Dataset rows
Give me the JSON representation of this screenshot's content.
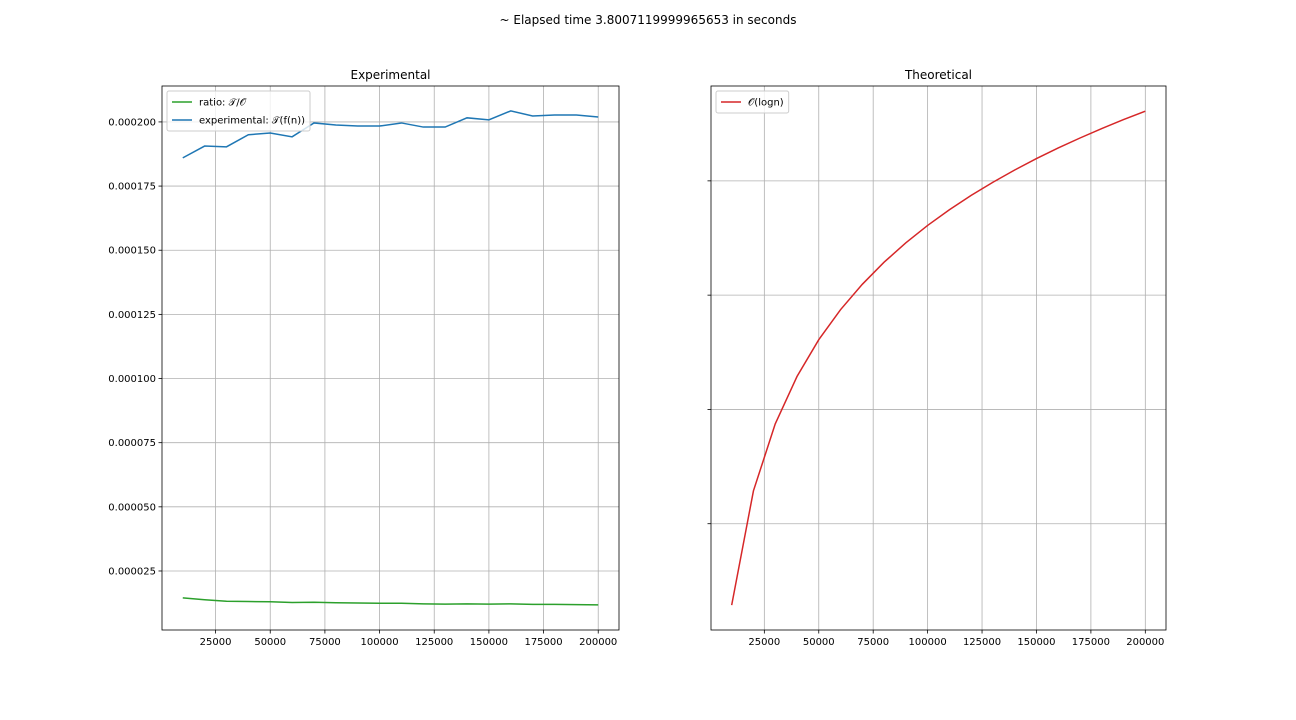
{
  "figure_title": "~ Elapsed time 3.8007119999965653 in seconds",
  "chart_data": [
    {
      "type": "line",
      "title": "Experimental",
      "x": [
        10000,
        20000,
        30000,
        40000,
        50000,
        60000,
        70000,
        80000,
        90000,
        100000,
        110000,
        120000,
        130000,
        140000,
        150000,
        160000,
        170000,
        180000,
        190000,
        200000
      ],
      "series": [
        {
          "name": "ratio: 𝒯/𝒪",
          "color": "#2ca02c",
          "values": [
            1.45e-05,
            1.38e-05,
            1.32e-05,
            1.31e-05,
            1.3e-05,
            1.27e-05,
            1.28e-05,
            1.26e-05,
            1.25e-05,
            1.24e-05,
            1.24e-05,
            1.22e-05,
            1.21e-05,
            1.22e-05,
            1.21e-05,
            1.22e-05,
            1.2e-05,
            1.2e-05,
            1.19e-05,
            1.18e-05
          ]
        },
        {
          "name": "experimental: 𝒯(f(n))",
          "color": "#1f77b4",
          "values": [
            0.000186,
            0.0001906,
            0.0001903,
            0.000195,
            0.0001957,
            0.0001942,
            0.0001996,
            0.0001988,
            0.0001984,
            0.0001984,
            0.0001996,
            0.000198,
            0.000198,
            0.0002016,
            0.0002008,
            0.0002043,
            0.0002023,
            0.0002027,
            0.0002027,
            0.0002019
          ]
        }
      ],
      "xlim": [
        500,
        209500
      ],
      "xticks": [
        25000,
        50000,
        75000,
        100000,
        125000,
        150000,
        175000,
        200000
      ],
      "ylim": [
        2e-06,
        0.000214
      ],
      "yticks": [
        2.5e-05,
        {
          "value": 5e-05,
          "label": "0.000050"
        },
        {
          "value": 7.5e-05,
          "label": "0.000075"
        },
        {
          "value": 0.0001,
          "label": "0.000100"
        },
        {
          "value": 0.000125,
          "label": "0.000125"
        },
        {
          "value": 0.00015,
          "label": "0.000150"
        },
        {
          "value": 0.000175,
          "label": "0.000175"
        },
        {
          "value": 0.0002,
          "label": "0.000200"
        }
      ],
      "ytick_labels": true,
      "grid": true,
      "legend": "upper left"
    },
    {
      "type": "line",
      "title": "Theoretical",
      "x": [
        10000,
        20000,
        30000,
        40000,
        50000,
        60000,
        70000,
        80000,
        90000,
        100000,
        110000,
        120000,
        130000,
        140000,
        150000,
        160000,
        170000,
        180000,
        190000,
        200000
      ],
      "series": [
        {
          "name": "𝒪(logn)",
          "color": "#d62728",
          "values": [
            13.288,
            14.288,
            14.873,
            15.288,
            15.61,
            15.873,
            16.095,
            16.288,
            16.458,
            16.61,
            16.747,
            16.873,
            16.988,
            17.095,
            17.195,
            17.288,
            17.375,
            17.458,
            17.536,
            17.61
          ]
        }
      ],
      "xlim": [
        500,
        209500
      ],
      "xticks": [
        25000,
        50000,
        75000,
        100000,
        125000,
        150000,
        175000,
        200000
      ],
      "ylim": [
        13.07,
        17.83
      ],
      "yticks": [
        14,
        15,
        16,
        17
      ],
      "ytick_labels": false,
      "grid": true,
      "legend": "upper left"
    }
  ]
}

Short exercise ▸ Gather each line in these records that contains the string "name".

Answer for the task ▸
          "name": "ratio: 𝒯/𝒪",
          "name": "experimental: 𝒯(f(n))",
          "name": "𝒪(logn)",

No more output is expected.